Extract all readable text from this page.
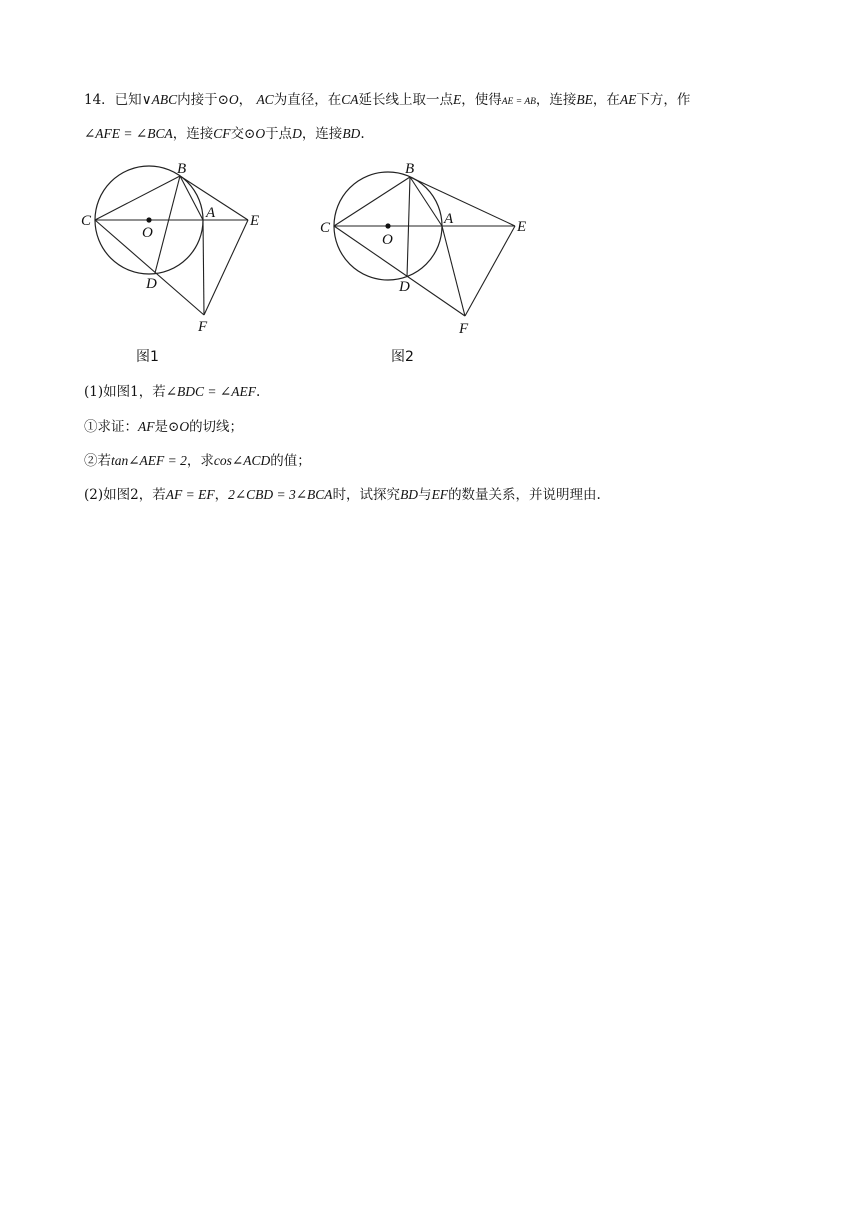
14．已知∨ABC内接于⊙O， AC为直径，在CA延长线上取一点E，使得AE = AB，连接BE，在AE下方，作
∠AFE = ∠BCA，连接CF交⊙O于点D，连接BD.
B
C	A E
O
D
F
图1
B
C
A	E
O
D
F
图2
(1)如图1，若∠BDC = ∠AEF.
①求证：AF是⊙O的切线；
②若tan∠AEF = 2，求cos∠ACD的值；
(2)如图2，若AF = EF，2∠CBD = 3∠BCA时，试探究BD与EF的数量关系，并说明理由.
────────────────────
● GIVEN EXERCISE:
Reproduce the listing exactly. Leave its pictures out.

● RESPONSE TO THE EXERCISE:
Extract all readable text from this page.
14．已知∨ABC内接于⊙O， AC为直径，在CA延长线上取一点E，使得AE = AB，连接BE，在AE下方，作
∠AFE = ∠BCA，连接CF交⊙O于点D，连接BD.
B
C	A E
O
D
F
图1
B
C
A	E
O
D
F
图2
(1)如图1，若∠BDC = ∠AEF.
①求证：AF是⊙O的切线；
②若tan∠AEF = 2，求cos∠ACD的值；
(2)如图2，若AF = EF，2∠CBD = 3∠BCA时，试探究BD与EF的数量关系，并说明理由.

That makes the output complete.